PAPPA REALE@Teatro Elettra: la rigidità dell’alveare umano - Gufetto Magazine

PAPPA REALE@Teatro Elettra: la rigidità dell’alveare umano

È andato in scena il 25, 26, e 27 giugno alle ore 20.30 e domenica 28 giugno alle ore 18.00 al Teatro Elettra, PAPPA REALE, il sesto e ultimo spettacolo in gara al concorso Diversamente stabili, organizzato e condotto dalla compagnia del Teatro della Colazione, scritto da Luigi Passarelli, diretto da Gabriele Paupini e interpretato da Arianna Paravani, Alice Di Carlo, Benedetta Parisi, Ettore Cassetta.

PAPPA REALE racconta, antropizzandola, la vita all’interno di un alveare nel momento della migrazione, quando la regina madre, con una parte dello sciame, lascia l’alveare alla figlia – nuova regina – per fondarne uno nuovo altrove , lontano dall’ “Essere” (presumibilmente l’uomo).

La trama si concentra perciò sui rapporti tra i personaggi – oltre all’ape regina e alla giovane principessa, il fuco e un’operaia – dei quali si immaginano sentimenti umani, e sulla rigidità dei ruoli che le api di un alveare, come uomini e donne all’interno della società, devono rispettare senza possibilità di scelta. Mentre l’ape operaia freme all’idea di partire e il fuco si destreggia tra le femmine dell’alveare, l’anziana e severa regina madre è colta nel doloroso momento dell’inevitabile separazione dall’unica figlia che, impreparata ad affrontare il compito alla quale è chiamata e invece desiderosa di libertà e di vita, vorrebbe volare via come qualunque altra bottinatrice.

La trama e la caratterizzazione dei personaggi costituiscono il punto più debole della rappresentazione, derivando da un’idea di fondo troppo esile e poco strutturata, priva di elementi di originalità. Non è chiaro, infatti, quale sia la spinta a mettere in scena la migrazione delle api, al solo scopo di osservarne pensieri e sentimenti spiccatamente umani oltre che prevedibili. La regina è durissima nell’obbedire e far obbedire alle leggi che il suo ruolo le impone, ma per lo stesso motivo addolorata; la principessa a tratti frivola, che si abbandona ai sogni e alle illusioni, è spaventata e talvolta attratta dall’idea di assumere un potere per lei nuovo; il fuco che amoreggia con la principessa rimane devoto alla vecchia regina; l’operaia scaltra, invece vuole solo raggiungere l’obiettivo stabilito: una stereotipia nei caratteri che va di pari passo con la fissità di personaggi, i quali appaiono sempre uguali a se stessi e sviliscono la buona interpretazione degli attori.

È fuor di dubbio, ad esempio, l’abilità con cui Arianna Paravani si trasforma in una vecchissima regina dedita al vino e al fumo distorcendo il viso con ghigni e smorfie, tenendo le mani e le dita in movimenti perpetui. Ma a lungo andare i gesti, come i tanti bicchieri riempiti, le sigarette accese e fumate fino alla fine, risultano ripetitivi e talvolta superflui.

Un guizzo d’immaginazione e di creatività si avverte invece nell’allestimento scenico, nella scelta delle musiche e nei costumi di Benedetta Rustici. Il dato naturalistico dell’alveare e delle umane reazioni alle imposizioni della società si tinge di nero; la reggia è un luogo buio, cupo, simile a una prigione; il trono non è altro che un trespolo scomodo, sormontato da nastri trasparenti simili a ragnatele; la regina è avvolta da un abito vedovile il cui abbondante strascico sottolinea l’impossibilità del movimento autonomo; le musiche fortemente ritmiche ed elettroniche spezzano la monotonia della storia e suggeriscono la fissità della macchina.

In questo modo, sembra che la regia abbia voluto dare una lettura drastica e scenicamente più forte del ruolo che ogni essere vivente è chiamato ad assolvere e che, qualunque esso sia, segna il suo destino e, privandolo della libertà di scelta, lo rinchiude in una prigione-tomba da cui è impossibile uscire.

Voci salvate
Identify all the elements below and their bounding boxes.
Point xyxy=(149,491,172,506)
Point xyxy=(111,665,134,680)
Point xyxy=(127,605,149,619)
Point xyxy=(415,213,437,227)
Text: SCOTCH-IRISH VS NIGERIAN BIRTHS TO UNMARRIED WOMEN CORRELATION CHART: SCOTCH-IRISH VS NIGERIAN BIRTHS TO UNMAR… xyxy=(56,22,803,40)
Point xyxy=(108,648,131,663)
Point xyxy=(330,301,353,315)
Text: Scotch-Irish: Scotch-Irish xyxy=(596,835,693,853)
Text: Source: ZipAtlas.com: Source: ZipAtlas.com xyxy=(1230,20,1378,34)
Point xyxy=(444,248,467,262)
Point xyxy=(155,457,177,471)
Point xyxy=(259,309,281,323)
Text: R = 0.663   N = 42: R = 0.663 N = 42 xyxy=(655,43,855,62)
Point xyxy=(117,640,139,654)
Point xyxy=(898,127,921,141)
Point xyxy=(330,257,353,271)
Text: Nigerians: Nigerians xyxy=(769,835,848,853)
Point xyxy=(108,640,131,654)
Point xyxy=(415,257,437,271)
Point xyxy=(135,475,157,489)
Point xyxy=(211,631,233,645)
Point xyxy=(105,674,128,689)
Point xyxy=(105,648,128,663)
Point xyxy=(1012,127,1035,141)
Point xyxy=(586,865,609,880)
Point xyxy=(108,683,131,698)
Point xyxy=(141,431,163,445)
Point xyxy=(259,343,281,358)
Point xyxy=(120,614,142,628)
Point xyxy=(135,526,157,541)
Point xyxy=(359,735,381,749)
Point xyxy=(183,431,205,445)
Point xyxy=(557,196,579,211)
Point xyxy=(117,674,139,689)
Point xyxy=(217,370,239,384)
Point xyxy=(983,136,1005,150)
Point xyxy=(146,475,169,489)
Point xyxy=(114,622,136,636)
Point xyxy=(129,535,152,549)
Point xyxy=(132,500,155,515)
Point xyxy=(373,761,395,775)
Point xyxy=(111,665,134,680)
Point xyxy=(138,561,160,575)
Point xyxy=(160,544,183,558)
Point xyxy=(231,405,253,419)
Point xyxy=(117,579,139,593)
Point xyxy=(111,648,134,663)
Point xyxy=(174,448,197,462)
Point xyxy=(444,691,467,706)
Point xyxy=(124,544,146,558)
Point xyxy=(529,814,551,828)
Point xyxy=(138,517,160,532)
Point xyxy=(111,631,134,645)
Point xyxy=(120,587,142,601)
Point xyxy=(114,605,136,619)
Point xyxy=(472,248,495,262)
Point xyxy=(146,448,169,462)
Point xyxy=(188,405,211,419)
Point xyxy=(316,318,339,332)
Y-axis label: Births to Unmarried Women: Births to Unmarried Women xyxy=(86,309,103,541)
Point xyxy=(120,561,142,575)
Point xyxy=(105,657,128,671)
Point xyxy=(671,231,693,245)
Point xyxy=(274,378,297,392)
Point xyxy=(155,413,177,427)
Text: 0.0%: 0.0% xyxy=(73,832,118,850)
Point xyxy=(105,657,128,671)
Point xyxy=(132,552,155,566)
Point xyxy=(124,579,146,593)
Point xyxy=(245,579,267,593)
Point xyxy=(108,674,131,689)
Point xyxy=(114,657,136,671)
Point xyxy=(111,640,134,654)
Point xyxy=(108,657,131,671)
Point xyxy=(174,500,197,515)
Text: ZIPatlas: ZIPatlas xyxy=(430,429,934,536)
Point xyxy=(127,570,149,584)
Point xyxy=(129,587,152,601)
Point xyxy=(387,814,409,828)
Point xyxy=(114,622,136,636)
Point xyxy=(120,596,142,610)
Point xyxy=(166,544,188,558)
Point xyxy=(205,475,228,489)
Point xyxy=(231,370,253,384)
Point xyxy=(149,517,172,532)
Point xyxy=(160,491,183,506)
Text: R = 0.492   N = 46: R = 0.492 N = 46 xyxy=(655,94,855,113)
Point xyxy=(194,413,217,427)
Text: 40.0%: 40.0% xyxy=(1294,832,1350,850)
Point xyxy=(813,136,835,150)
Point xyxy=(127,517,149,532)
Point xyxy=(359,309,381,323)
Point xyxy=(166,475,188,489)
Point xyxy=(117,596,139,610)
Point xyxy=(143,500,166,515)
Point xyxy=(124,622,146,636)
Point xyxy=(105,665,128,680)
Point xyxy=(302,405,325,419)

> _Domande di studio_:
(1) Nella recensione di PAPPA REALE, chi ha realizzato i costumi dello spettacolo?
(2) Riscrivi la parte della recensione di PAPPA REALE da "In questo modo, sembra" a "è impossibile uscire.", mettendo "gabbia" al posto di "prigione-tomba".

> _Risposte_:
(1) Benedetta Rustici.

(2)
In questo modo, sembra che la regia abbia voluto dare una lettura drastica e scenicamente più forte del ruolo che ogni essere vivente è chiamato ad assolvere e che, qualunque esso sia, segna il suo destino e, privandolo della libertà di scelta, lo rinchiude in una gabbia da cui è impossibile uscire.